---------- Records to process

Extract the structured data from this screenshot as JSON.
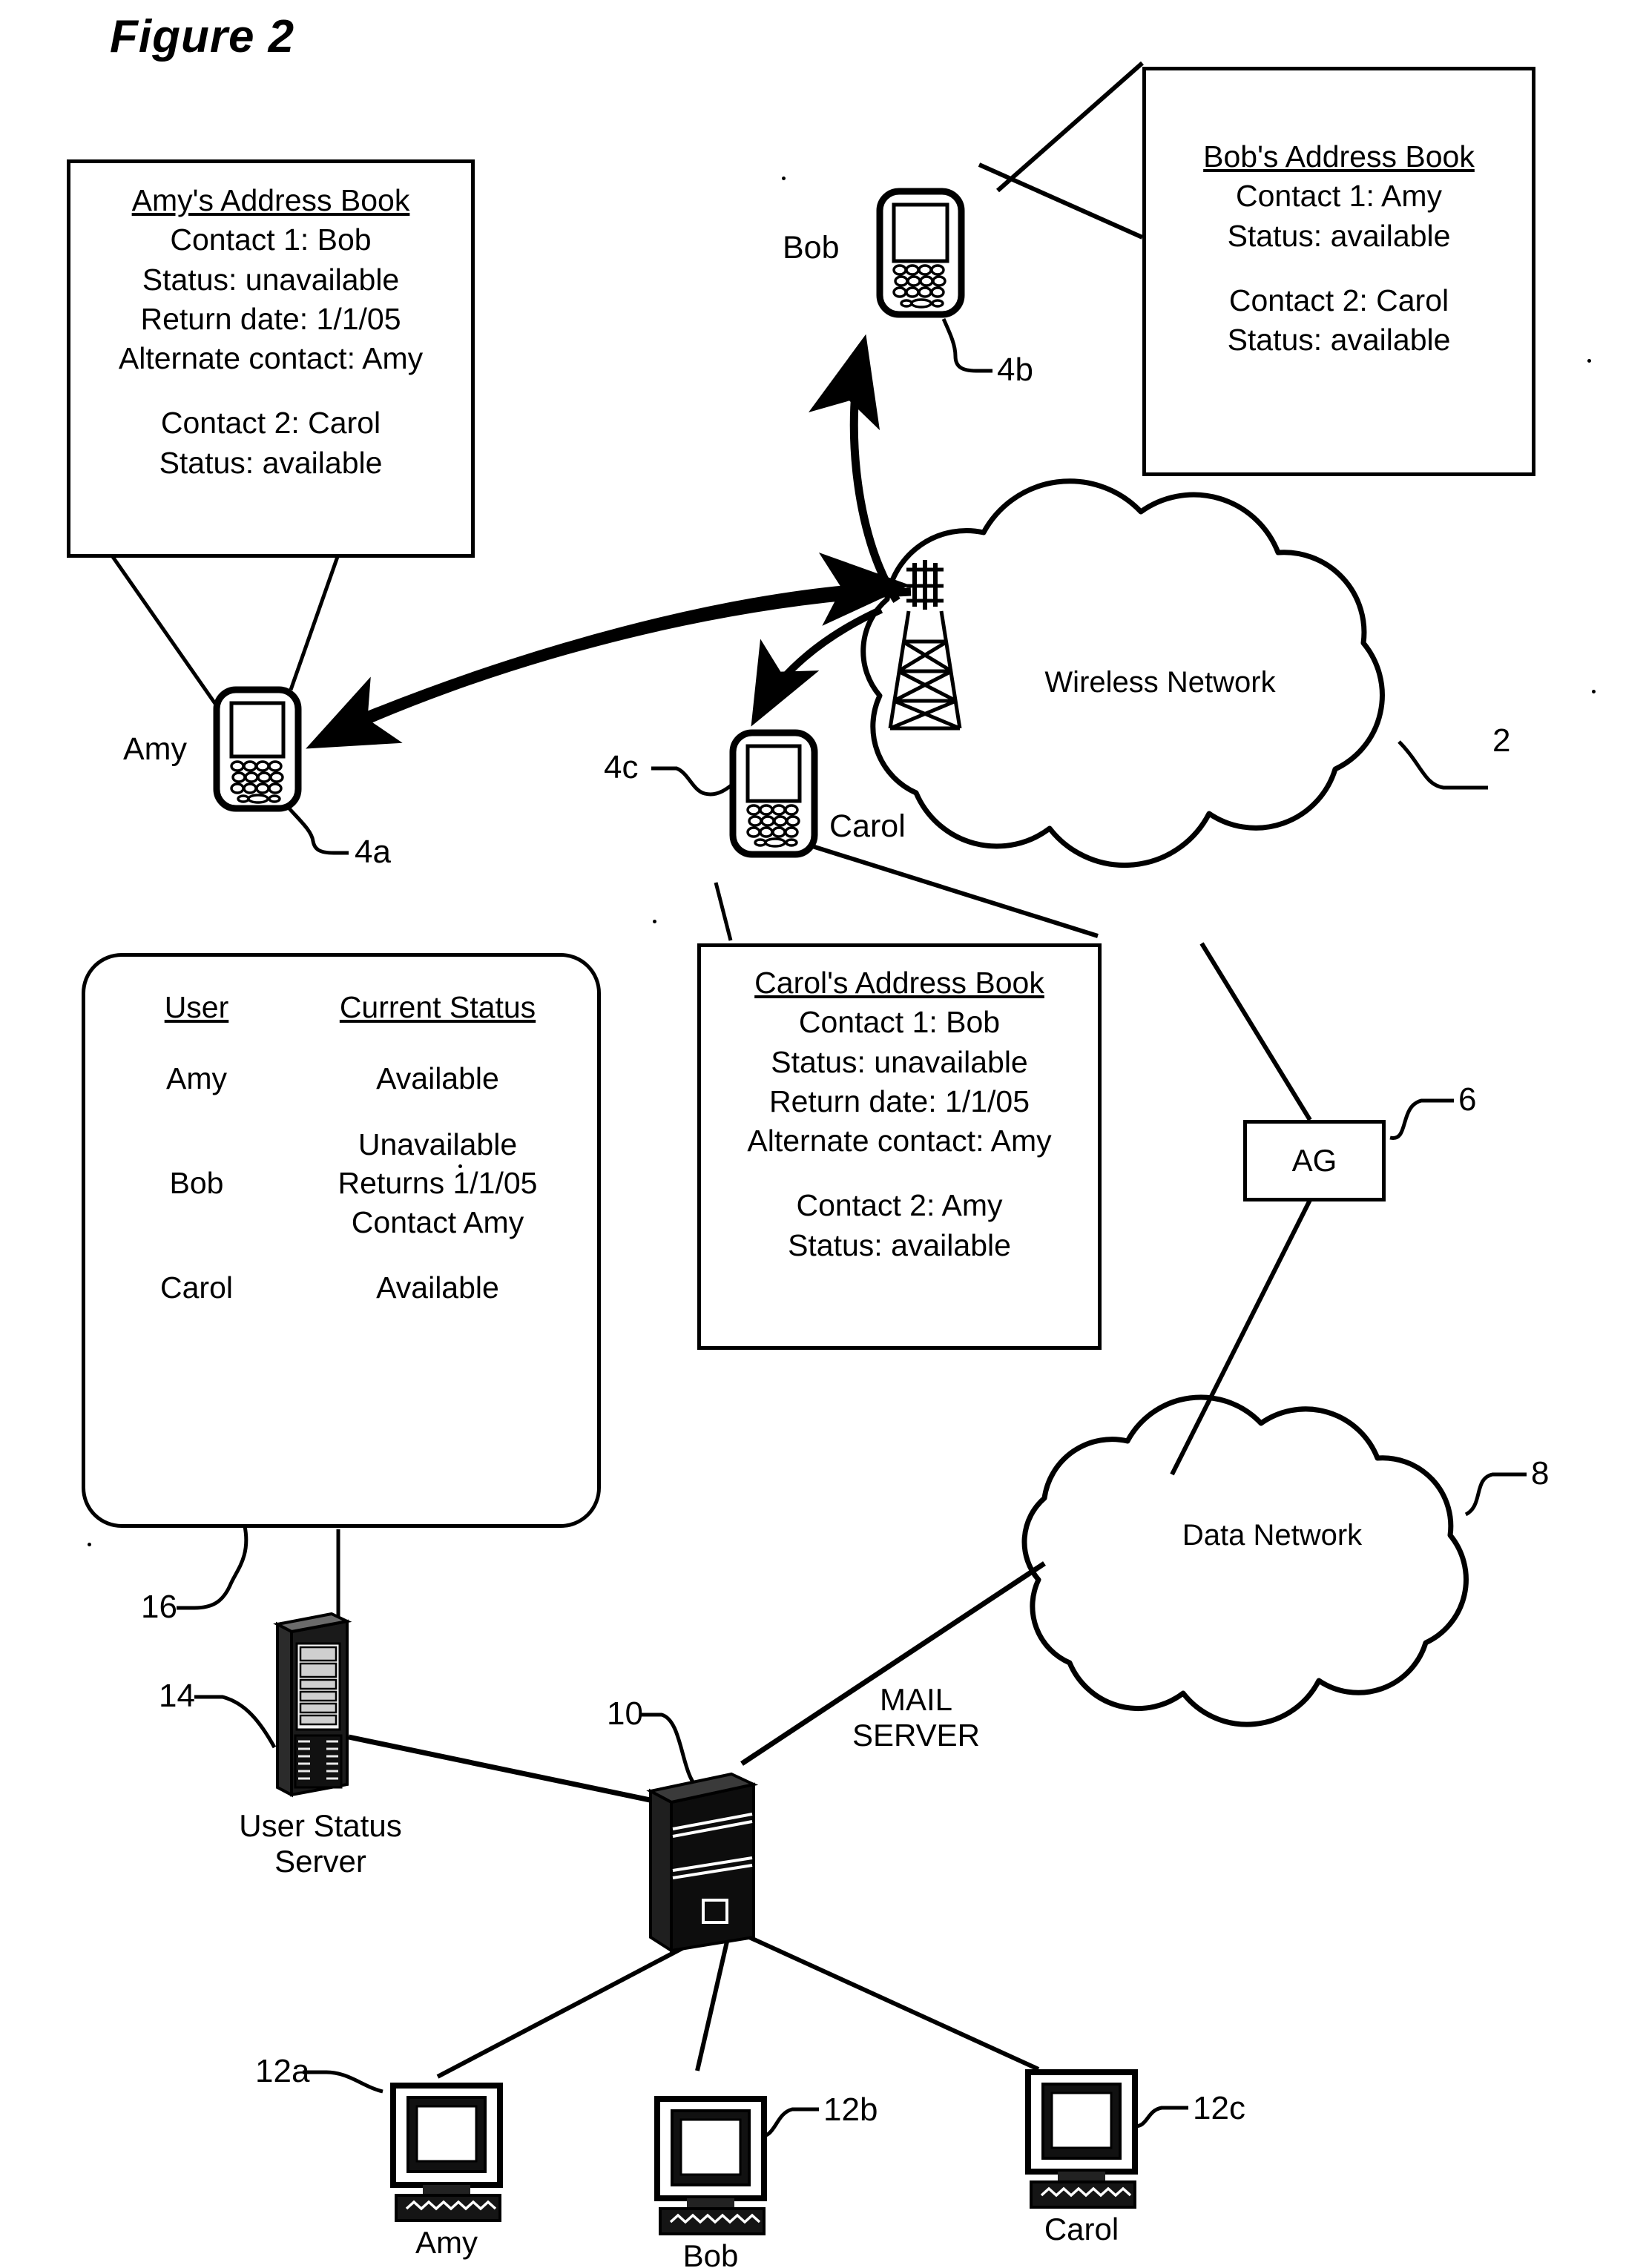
{
  "figure": {
    "title": "Figure 2"
  },
  "address_books": {
    "amy": {
      "title": "Amy's Address Book",
      "lines_group1": [
        "Contact 1: Bob",
        "Status: unavailable",
        "Return date: 1/1/05",
        "Alternate contact: Amy"
      ],
      "lines_group2": [
        "Contact 2: Carol",
        "Status: available"
      ]
    },
    "bob": {
      "title": "Bob's Address Book",
      "lines_group1": [
        "Contact 1: Amy",
        "Status: available"
      ],
      "lines_group2": [
        "Contact 2: Carol",
        "Status: available"
      ]
    },
    "carol": {
      "title": "Carol's Address Book",
      "lines_group1": [
        "Contact 1: Bob",
        "Status: unavailable",
        "Return date: 1/1/05",
        "Alternate contact: Amy"
      ],
      "lines_group2": [
        "Contact 2: Amy",
        "Status: available"
      ]
    }
  },
  "status_table": {
    "headers": [
      "User",
      "Current Status"
    ],
    "rows": [
      {
        "user": "Amy",
        "status": [
          "Available"
        ]
      },
      {
        "user": "Bob",
        "status": [
          "Unavailable",
          "Returns 1/1/05",
          "Contact Amy"
        ]
      },
      {
        "user": "Carol",
        "status": [
          "Available"
        ]
      }
    ]
  },
  "nodes": {
    "wireless_network": "Wireless Network",
    "data_network": "Data Network",
    "ag": "AG",
    "user_status_server": "User Status\nServer",
    "user_status_server_line1": "User Status",
    "user_status_server_line2": "Server",
    "mail_server_line1": "MAIL",
    "mail_server_line2": "SERVER"
  },
  "device_names": {
    "amy_handheld": "Amy",
    "bob_handheld": "Bob",
    "carol_handheld": "Carol",
    "amy_desktop": "Amy",
    "bob_desktop": "Bob",
    "carol_desktop": "Carol"
  },
  "reference_numerals": {
    "wireless_network": "2",
    "handheld_amy": "4a",
    "handheld_bob": "4b",
    "handheld_carol": "4c",
    "ag": "6",
    "data_network": "8",
    "mail_server": "10",
    "desktop_amy": "12a",
    "desktop_bob": "12b",
    "desktop_carol": "12c",
    "user_status_server": "14",
    "status_store": "16"
  },
  "colors": {
    "ink": "#000000",
    "paper": "#ffffff"
  }
}
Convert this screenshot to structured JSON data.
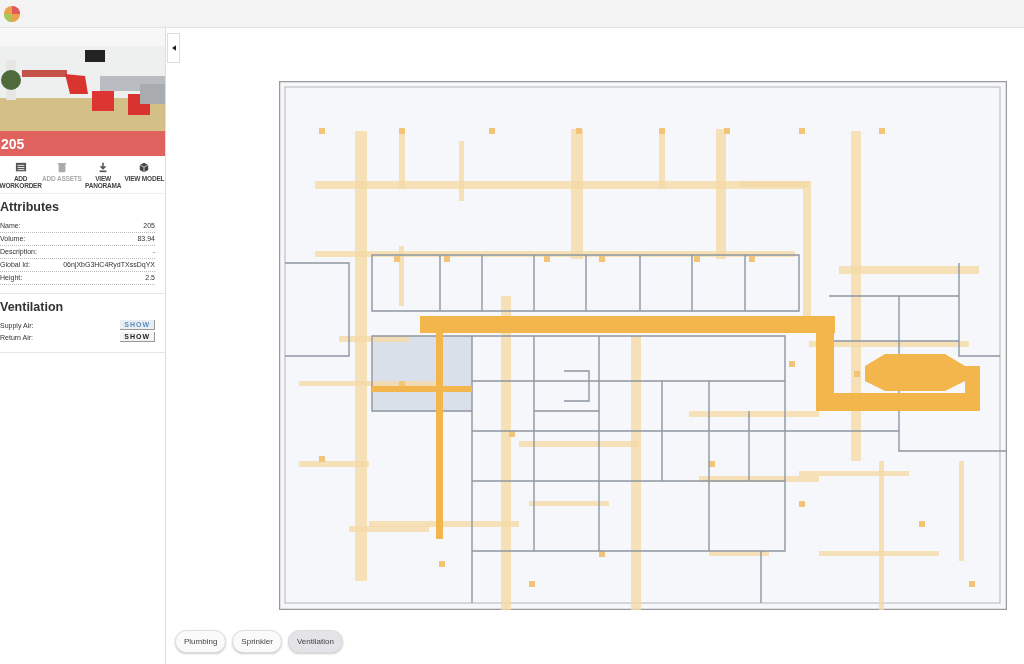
{
  "room": {
    "number": "205"
  },
  "actions": [
    {
      "kind": "workorder",
      "label": "ADD WORKORDER",
      "disabled": false
    },
    {
      "kind": "assets",
      "label": "ADD ASSETS",
      "disabled": true
    },
    {
      "kind": "panorama",
      "label": "VIEW PANORAMA",
      "disabled": false
    },
    {
      "kind": "model",
      "label": "VIEW MODEL",
      "disabled": false
    }
  ],
  "attributes": {
    "title": "Attributes",
    "rows": [
      {
        "label": "Name:",
        "value": "205"
      },
      {
        "label": "Volume:",
        "value": "83.94"
      },
      {
        "label": "Description:",
        "value": "-"
      },
      {
        "label": "Global Id:",
        "value": "06njXbG3HC4RydTXssDqYX"
      },
      {
        "label": "Height:",
        "value": "2.5"
      }
    ]
  },
  "ventilation": {
    "title": "Ventilation",
    "rows": [
      {
        "label": "Supply Air:",
        "button": "SHOW",
        "hovered": true
      },
      {
        "label": "Return Air:",
        "button": "SHOW",
        "hovered": false
      }
    ]
  },
  "layers": [
    {
      "label": "Plumbing",
      "selected": false
    },
    {
      "label": "Sprinkler",
      "selected": false
    },
    {
      "label": "Ventilation",
      "selected": true
    }
  ]
}
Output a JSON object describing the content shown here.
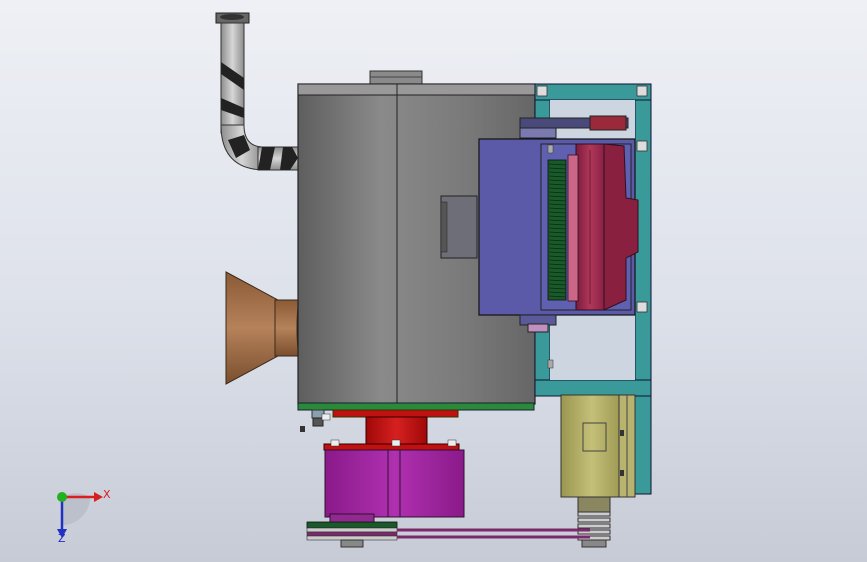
{
  "view": {
    "background_top": "#eef0f5",
    "background_bottom": "#c7cbd6"
  },
  "triad": {
    "x_label": "X",
    "z_label": "Z",
    "x_color": "#d62020",
    "y_color": "#20b020",
    "z_color": "#2030c0"
  },
  "parts": {
    "main_housing": {
      "color": "#7a7a7a"
    },
    "exhaust_pipe": {
      "color": "#b5b5b5"
    },
    "intake_cone": {
      "color": "#a0704a"
    },
    "side_panel": {
      "color": "#5a5aa8"
    },
    "rotor_fins": {
      "color": "#b03050"
    },
    "frame": {
      "color": "#3a9a9a"
    },
    "motor": {
      "color": "#b0ac60"
    },
    "base_plate": {
      "color": "#2a8a3a"
    },
    "coupling": {
      "color": "#c01010"
    },
    "pump_housing": {
      "color": "#a020a0"
    },
    "belt": {
      "color": "#7a2a6a"
    }
  }
}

--------------------

Write out the records above exactly as they appear, leaving out any pictures.

Extract the structured data from this screenshot as JSON.
{
  "figure": {
    "title": "Figure 2"
  },
  "address_books": {
    "amy": {
      "title": "Amy's Address Book",
      "lines_group1": [
        "Contact 1: Bob",
        "Status: unavailable",
        "Return date: 1/1/05",
        "Alternate contact: Amy"
      ],
      "lines_group2": [
        "Contact 2: Carol",
        "Status: available"
      ]
    },
    "bob": {
      "title": "Bob's Address Book",
      "lines_group1": [
        "Contact 1: Amy",
        "Status: available"
      ],
      "lines_group2": [
        "Contact 2: Carol",
        "Status: available"
      ]
    },
    "carol": {
      "title": "Carol's Address Book",
      "lines_group1": [
        "Contact 1: Bob",
        "Status: unavailable",
        "Return date: 1/1/05",
        "Alternate contact: Amy"
      ],
      "lines_group2": [
        "Contact 2: Amy",
        "Status: available"
      ]
    }
  },
  "status_table": {
    "headers": [
      "User",
      "Current Status"
    ],
    "rows": [
      {
        "user": "Amy",
        "status": [
          "Available"
        ]
      },
      {
        "user": "Bob",
        "status": [
          "Unavailable",
          "Returns 1/1/05",
          "Contact Amy"
        ]
      },
      {
        "user": "Carol",
        "status": [
          "Available"
        ]
      }
    ]
  },
  "nodes": {
    "wireless_network": "Wireless Network",
    "data_network": "Data Network",
    "ag": "AG",
    "user_status_server": "User Status\nServer",
    "user_status_server_line1": "User Status",
    "user_status_server_line2": "Server",
    "mail_server_line1": "MAIL",
    "mail_server_line2": "SERVER"
  },
  "device_names": {
    "amy_handheld": "Amy",
    "bob_handheld": "Bob",
    "carol_handheld": "Carol",
    "amy_desktop": "Amy",
    "bob_desktop": "Bob",
    "carol_desktop": "Carol"
  },
  "reference_numerals": {
    "wireless_network": "2",
    "handheld_amy": "4a",
    "handheld_bob": "4b",
    "handheld_carol": "4c",
    "ag": "6",
    "data_network": "8",
    "mail_server": "10",
    "desktop_amy": "12a",
    "desktop_bob": "12b",
    "desktop_carol": "12c",
    "user_status_server": "14",
    "status_store": "16"
  },
  "colors": {
    "ink": "#000000",
    "paper": "#ffffff"
  }
}
Convert this screenshot to structured JSON data.
{
  "room": {
    "number": "205"
  },
  "actions": [
    {
      "kind": "workorder",
      "label": "ADD WORKORDER",
      "disabled": false
    },
    {
      "kind": "assets",
      "label": "ADD ASSETS",
      "disabled": true
    },
    {
      "kind": "panorama",
      "label": "VIEW PANORAMA",
      "disabled": false
    },
    {
      "kind": "model",
      "label": "VIEW MODEL",
      "disabled": false
    }
  ],
  "attributes": {
    "title": "Attributes",
    "rows": [
      {
        "label": "Name:",
        "value": "205"
      },
      {
        "label": "Volume:",
        "value": "83.94"
      },
      {
        "label": "Description:",
        "value": "-"
      },
      {
        "label": "Global Id:",
        "value": "06njXbG3HC4RydTXssDqYX"
      },
      {
        "label": "Height:",
        "value": "2.5"
      }
    ]
  },
  "ventilation": {
    "title": "Ventilation",
    "rows": [
      {
        "label": "Supply Air:",
        "button": "SHOW",
        "hovered": true
      },
      {
        "label": "Return Air:",
        "button": "SHOW",
        "hovered": false
      }
    ]
  },
  "layers": [
    {
      "label": "Plumbing",
      "selected": false
    },
    {
      "label": "Sprinkler",
      "selected": false
    },
    {
      "label": "Ventilation",
      "selected": true
    }
  ]
}
Output a JSON object describing the content shown here.
{
  "view": {
    "background_top": "#eef0f5",
    "background_bottom": "#c7cbd6"
  },
  "triad": {
    "x_label": "X",
    "z_label": "Z",
    "x_color": "#d62020",
    "y_color": "#20b020",
    "z_color": "#2030c0"
  },
  "parts": {
    "main_housing": {
      "color": "#7a7a7a"
    },
    "exhaust_pipe": {
      "color": "#b5b5b5"
    },
    "intake_cone": {
      "color": "#a0704a"
    },
    "side_panel": {
      "color": "#5a5aa8"
    },
    "rotor_fins": {
      "color": "#b03050"
    },
    "frame": {
      "color": "#3a9a9a"
    },
    "motor": {
      "color": "#b0ac60"
    },
    "base_plate": {
      "color": "#2a8a3a"
    },
    "coupling": {
      "color": "#c01010"
    },
    "pump_housing": {
      "color": "#a020a0"
    },
    "belt": {
      "color": "#7a2a6a"
    }
  }
}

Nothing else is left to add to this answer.